MATERIAL FOR THE TASK:

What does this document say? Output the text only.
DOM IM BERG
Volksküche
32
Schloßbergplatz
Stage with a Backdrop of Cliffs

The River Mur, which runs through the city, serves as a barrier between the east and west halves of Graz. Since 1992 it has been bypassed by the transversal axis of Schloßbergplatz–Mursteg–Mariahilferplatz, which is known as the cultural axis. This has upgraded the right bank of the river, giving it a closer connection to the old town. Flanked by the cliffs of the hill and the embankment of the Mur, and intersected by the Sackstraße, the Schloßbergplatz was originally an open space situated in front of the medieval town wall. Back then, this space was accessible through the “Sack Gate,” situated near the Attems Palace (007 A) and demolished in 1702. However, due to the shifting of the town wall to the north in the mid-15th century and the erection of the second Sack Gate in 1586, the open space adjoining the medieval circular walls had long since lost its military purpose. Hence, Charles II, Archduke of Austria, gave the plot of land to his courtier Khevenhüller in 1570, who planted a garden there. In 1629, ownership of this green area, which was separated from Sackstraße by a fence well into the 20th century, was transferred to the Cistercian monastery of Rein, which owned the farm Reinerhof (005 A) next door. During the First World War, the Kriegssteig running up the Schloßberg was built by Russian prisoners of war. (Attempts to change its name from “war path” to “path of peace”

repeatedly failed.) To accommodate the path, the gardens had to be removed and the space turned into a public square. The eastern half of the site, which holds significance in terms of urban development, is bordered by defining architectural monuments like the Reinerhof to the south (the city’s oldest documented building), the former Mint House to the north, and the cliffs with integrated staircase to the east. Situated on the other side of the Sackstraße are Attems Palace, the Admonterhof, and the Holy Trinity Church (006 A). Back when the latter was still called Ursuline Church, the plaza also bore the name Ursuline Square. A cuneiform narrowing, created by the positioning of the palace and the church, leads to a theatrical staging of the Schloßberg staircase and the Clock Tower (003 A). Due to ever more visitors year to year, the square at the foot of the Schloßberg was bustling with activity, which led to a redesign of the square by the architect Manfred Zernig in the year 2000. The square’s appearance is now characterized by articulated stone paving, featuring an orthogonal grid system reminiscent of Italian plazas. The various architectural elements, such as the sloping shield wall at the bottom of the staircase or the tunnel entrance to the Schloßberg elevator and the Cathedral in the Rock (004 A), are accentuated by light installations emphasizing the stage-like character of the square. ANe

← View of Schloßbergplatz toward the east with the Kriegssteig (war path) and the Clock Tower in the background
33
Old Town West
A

WHAT TO DO: Every entry must be quoted exactly as it appears above.

RESPONSE:
What does this document say? Output the text only.
DOM IM BERG
Volksküche
32
Schloßbergplatz
Stage with a Backdrop of Cliffs

The River Mur, which runs through the city, serves as a barrier between the east and west halves of Graz. Since 1992 it has been bypassed by the transversal axis of Schloßbergplatz–Mursteg–Mariahilferplatz, which is known as the cultural axis. This has upgraded the right bank of the river, giving it a closer connection to the old town. Flanked by the cliffs of the hill and the embankment of the Mur, and intersected by the Sackstraße, the Schloßbergplatz was originally an open space situated in front of the medieval town wall. Back then, this space was accessible through the “Sack Gate,” situated near the Attems Palace (007 A) and demolished in 1702. However, due to the shifting of the town wall to the north in the mid-15th century and the erection of the second Sack Gate in 1586, the open space adjoining the medieval circular walls had long since lost its military purpose. Hence, Charles II, Archduke of Austria, gave the plot of land to his courtier Khevenhüller in 1570, who planted a garden there. In 1629, ownership of this green area, which was separated from Sackstraße by a fence well into the 20th century, was transferred to the Cistercian monastery of Rein, which owned the farm Reinerhof (005 A) next door. During the First World War, the Kriegssteig running up the Schloßberg was built by Russian prisoners of war. (Attempts to change its name from “war path” to “path of peace”

repeatedly failed.) To accommodate the path, the gardens had to be removed and the space turned into a public square. The eastern half of the site, which holds significance in terms of urban development, is bordered by defining architectural monuments like the Reinerhof to the south (the city’s oldest documented building), the former Mint House to the north, and the cliffs with integrated staircase to the east. Situated on the other side of the Sackstraße are Attems Palace, the Admonterhof, and the Holy Trinity Church (006 A). Back when the latter was still called Ursuline Church, the plaza also bore the name Ursuline Square. A cuneiform narrowing, created by the positioning of the palace and the church, leads to a theatrical staging of the Schloßberg staircase and the Clock Tower (003 A). Due to ever more visitors year to year, the square at the foot of the Schloßberg was bustling with activity, which led to a redesign of the square by the architect Manfred Zernig in the year 2000. The square’s appearance is now characterized by articulated stone paving, featuring an orthogonal grid system reminiscent of Italian plazas. The various architectural elements, such as the sloping shield wall at the bottom of the staircase or the tunnel entrance to the Schloßberg elevator and the Cathedral in the Rock (004 A), are accentuated by light installations emphasizing the stage-like character of the square. ANe

← View of Schloßbergplatz toward the east with the Kriegssteig (war path) and the Clock Tower in the background
33
Old Town West
A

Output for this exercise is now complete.